▶ _Problem requirements_: Could you give the data below again, exactly and completely?

Dataset rows about figures
________________

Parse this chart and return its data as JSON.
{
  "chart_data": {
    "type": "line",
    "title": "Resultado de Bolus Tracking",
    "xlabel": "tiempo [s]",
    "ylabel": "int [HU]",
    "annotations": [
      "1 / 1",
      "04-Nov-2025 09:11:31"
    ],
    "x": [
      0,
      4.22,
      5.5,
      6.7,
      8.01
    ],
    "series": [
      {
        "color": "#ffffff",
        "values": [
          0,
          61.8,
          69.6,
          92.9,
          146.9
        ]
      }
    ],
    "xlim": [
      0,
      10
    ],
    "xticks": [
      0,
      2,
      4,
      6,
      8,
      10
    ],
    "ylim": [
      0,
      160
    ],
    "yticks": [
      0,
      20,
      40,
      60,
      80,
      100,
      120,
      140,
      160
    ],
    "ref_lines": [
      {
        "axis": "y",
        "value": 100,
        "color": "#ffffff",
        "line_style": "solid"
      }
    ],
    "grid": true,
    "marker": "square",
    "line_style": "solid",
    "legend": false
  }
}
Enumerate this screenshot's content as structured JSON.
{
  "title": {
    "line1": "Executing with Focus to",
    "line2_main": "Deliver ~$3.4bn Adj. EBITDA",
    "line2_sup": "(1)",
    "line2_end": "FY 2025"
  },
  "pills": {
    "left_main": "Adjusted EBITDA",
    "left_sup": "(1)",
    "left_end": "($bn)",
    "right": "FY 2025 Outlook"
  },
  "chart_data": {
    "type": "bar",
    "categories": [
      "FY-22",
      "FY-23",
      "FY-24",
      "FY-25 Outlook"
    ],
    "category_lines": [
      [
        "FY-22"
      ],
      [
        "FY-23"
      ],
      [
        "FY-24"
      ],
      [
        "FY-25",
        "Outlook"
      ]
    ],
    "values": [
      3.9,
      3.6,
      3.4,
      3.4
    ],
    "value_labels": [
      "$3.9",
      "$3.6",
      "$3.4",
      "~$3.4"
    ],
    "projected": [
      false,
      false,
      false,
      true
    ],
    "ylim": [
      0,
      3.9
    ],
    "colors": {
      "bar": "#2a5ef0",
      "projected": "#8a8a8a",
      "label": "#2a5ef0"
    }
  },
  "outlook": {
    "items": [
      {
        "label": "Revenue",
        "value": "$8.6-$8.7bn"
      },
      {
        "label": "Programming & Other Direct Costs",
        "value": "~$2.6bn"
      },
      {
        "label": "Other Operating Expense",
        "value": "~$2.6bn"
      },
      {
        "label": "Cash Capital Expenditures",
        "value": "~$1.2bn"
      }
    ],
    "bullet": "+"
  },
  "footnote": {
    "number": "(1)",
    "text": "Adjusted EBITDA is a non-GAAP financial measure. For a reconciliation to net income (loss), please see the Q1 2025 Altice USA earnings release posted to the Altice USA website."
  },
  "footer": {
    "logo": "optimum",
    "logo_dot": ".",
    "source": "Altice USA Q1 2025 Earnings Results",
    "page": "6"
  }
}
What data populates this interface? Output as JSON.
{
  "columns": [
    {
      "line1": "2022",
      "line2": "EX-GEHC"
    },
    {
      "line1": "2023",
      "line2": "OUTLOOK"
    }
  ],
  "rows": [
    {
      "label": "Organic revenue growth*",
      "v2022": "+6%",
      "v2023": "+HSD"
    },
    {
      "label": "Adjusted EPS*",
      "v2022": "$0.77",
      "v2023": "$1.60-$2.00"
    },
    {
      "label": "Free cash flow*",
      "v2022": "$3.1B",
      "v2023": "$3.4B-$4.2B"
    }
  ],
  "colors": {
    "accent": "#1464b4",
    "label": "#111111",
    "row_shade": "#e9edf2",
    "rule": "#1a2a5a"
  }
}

________________

▶ _Response to the task_:
Parse this chart and return its data as JSON.
{
  "chart_data": {
    "type": "line",
    "title": "Resultado de Bolus Tracking",
    "xlabel": "tiempo [s]",
    "ylabel": "int [HU]",
    "annotations": [
      "1 / 1",
      "04-Nov-2025 09:11:31"
    ],
    "x": [
      0,
      4.22,
      5.5,
      6.7,
      8.01
    ],
    "series": [
      {
        "color": "#ffffff",
        "values": [
          0,
          61.8,
          69.6,
          92.9,
          146.9
        ]
      }
    ],
    "xlim": [
      0,
      10
    ],
    "xticks": [
      0,
      2,
      4,
      6,
      8,
      10
    ],
    "ylim": [
      0,
      160
    ],
    "yticks": [
      0,
      20,
      40,
      60,
      80,
      100,
      120,
      140,
      160
    ],
    "ref_lines": [
      {
        "axis": "y",
        "value": 100,
        "color": "#ffffff",
        "line_style": "solid"
      }
    ],
    "grid": true,
    "marker": "square",
    "line_style": "solid",
    "legend": false
  }
}
Enumerate this screenshot's content as structured JSON.
{
  "title": {
    "line1": "Executing with Focus to",
    "line2_main": "Deliver ~$3.4bn Adj. EBITDA",
    "line2_sup": "(1)",
    "line2_end": "FY 2025"
  },
  "pills": {
    "left_main": "Adjusted EBITDA",
    "left_sup": "(1)",
    "left_end": "($bn)",
    "right": "FY 2025 Outlook"
  },
  "chart_data": {
    "type": "bar",
    "categories": [
      "FY-22",
      "FY-23",
      "FY-24",
      "FY-25 Outlook"
    ],
    "category_lines": [
      [
        "FY-22"
      ],
      [
        "FY-23"
      ],
      [
        "FY-24"
      ],
      [
        "FY-25",
        "Outlook"
      ]
    ],
    "values": [
      3.9,
      3.6,
      3.4,
      3.4
    ],
    "value_labels": [
      "$3.9",
      "$3.6",
      "$3.4",
      "~$3.4"
    ],
    "projected": [
      false,
      false,
      false,
      true
    ],
    "ylim": [
      0,
      3.9
    ],
    "colors": {
      "bar": "#2a5ef0",
      "projected": "#8a8a8a",
      "label": "#2a5ef0"
    }
  },
  "outlook": {
    "items": [
      {
        "label": "Revenue",
        "value": "$8.6-$8.7bn"
      },
      {
        "label": "Programming & Other Direct Costs",
        "value": "~$2.6bn"
      },
      {
        "label": "Other Operating Expense",
        "value": "~$2.6bn"
      },
      {
        "label": "Cash Capital Expenditures",
        "value": "~$1.2bn"
      }
    ],
    "bullet": "+"
  },
  "footnote": {
    "number": "(1)",
    "text": "Adjusted EBITDA is a non-GAAP financial measure. For a reconciliation to net income (loss), please see the Q1 2025 Altice USA earnings release posted to the Altice USA website."
  },
  "footer": {
    "logo": "optimum",
    "logo_dot": ".",
    "source": "Altice USA Q1 2025 Earnings Results",
    "page": "6"
  }
}
What data populates this interface? Output as JSON.
{
  "columns": [
    {
      "line1": "2022",
      "line2": "EX-GEHC"
    },
    {
      "line1": "2023",
      "line2": "OUTLOOK"
    }
  ],
  "rows": [
    {
      "label": "Organic revenue growth*",
      "v2022": "+6%",
      "v2023": "+HSD"
    },
    {
      "label": "Adjusted EPS*",
      "v2022": "$0.77",
      "v2023": "$1.60-$2.00"
    },
    {
      "label": "Free cash flow*",
      "v2022": "$3.1B",
      "v2023": "$3.4B-$4.2B"
    }
  ],
  "colors": {
    "accent": "#1464b4",
    "label": "#111111",
    "row_shade": "#e9edf2",
    "rule": "#1a2a5a"
  }
}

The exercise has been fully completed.